### MATERIAL PROVIDED

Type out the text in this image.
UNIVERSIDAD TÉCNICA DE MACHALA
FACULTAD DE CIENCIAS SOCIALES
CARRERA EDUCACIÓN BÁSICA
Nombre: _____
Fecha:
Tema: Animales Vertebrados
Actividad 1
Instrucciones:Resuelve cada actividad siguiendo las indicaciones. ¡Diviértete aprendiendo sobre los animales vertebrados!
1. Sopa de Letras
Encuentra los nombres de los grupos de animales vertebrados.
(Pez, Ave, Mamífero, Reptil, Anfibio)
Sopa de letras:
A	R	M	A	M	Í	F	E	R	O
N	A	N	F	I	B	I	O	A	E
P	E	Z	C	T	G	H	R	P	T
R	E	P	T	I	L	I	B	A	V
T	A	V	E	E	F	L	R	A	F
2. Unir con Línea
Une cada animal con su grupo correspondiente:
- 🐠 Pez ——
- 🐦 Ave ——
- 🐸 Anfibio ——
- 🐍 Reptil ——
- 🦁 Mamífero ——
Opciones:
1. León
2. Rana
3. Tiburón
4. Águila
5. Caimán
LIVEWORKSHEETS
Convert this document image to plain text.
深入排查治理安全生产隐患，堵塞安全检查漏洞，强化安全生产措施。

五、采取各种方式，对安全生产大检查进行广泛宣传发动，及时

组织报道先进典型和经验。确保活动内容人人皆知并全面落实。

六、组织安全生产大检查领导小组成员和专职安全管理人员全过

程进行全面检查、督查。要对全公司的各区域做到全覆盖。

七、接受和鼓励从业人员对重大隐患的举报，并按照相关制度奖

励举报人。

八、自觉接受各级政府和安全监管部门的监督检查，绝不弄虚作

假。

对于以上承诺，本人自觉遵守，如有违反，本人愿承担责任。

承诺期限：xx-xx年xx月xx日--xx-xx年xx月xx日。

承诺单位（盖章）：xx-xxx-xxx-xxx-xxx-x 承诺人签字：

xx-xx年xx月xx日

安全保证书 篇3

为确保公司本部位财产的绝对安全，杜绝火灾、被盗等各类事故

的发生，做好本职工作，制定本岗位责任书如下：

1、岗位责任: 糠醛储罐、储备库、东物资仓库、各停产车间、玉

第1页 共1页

### TASK DIRECTIONS
Transcribe the material above word for word.

### EXPECTED OUTPUT
Type out the text in this image.
UNIVERSIDAD TÉCNICA DE MACHALA
FACULTAD DE CIENCIAS SOCIALES
CARRERA EDUCACIÓN BÁSICA
Nombre: _____
Fecha:
Tema: Animales Vertebrados
Actividad 1
Instrucciones:Resuelve cada actividad siguiendo las indicaciones. ¡Diviértete aprendiendo sobre los animales vertebrados!
1. Sopa de Letras
Encuentra los nombres de los grupos de animales vertebrados.
(Pez, Ave, Mamífero, Reptil, Anfibio)
Sopa de letras:
A	R	M	A	M	Í	F	E	R	O
N	A	N	F	I	B	I	O	A	E
P	E	Z	C	T	G	H	R	P	T
R	E	P	T	I	L	I	B	A	V
T	A	V	E	E	F	L	R	A	F
2. Unir con Línea
Une cada animal con su grupo correspondiente:
- 🐠 Pez ——
- 🐦 Ave ——
- 🐸 Anfibio ——
- 🐍 Reptil ——
- 🦁 Mamífero ——
Opciones:
1. León
2. Rana
3. Tiburón
4. Águila
5. Caimán
LIVEWORKSHEETS
Convert this document image to plain text.
深入排查治理安全生产隐患，堵塞安全检查漏洞，强化安全生产措施。

五、采取各种方式，对安全生产大检查进行广泛宣传发动，及时

组织报道先进典型和经验。确保活动内容人人皆知并全面落实。

六、组织安全生产大检查领导小组成员和专职安全管理人员全过

程进行全面检查、督查。要对全公司的各区域做到全覆盖。

七、接受和鼓励从业人员对重大隐患的举报，并按照相关制度奖

励举报人。

八、自觉接受各级政府和安全监管部门的监督检查，绝不弄虚作

假。

对于以上承诺，本人自觉遵守，如有违反，本人愿承担责任。

承诺期限：xx-xx年xx月xx日--xx-xx年xx月xx日。

承诺单位（盖章）：xx-xxx-xxx-xxx-xxx-x 承诺人签字：

xx-xx年xx月xx日

安全保证书 篇3

为确保公司本部位财产的绝对安全，杜绝火灾、被盗等各类事故

的发生，做好本职工作，制定本岗位责任书如下：

1、岗位责任: 糠醛储罐、储备库、东物资仓库、各停产车间、玉

第1页 共1页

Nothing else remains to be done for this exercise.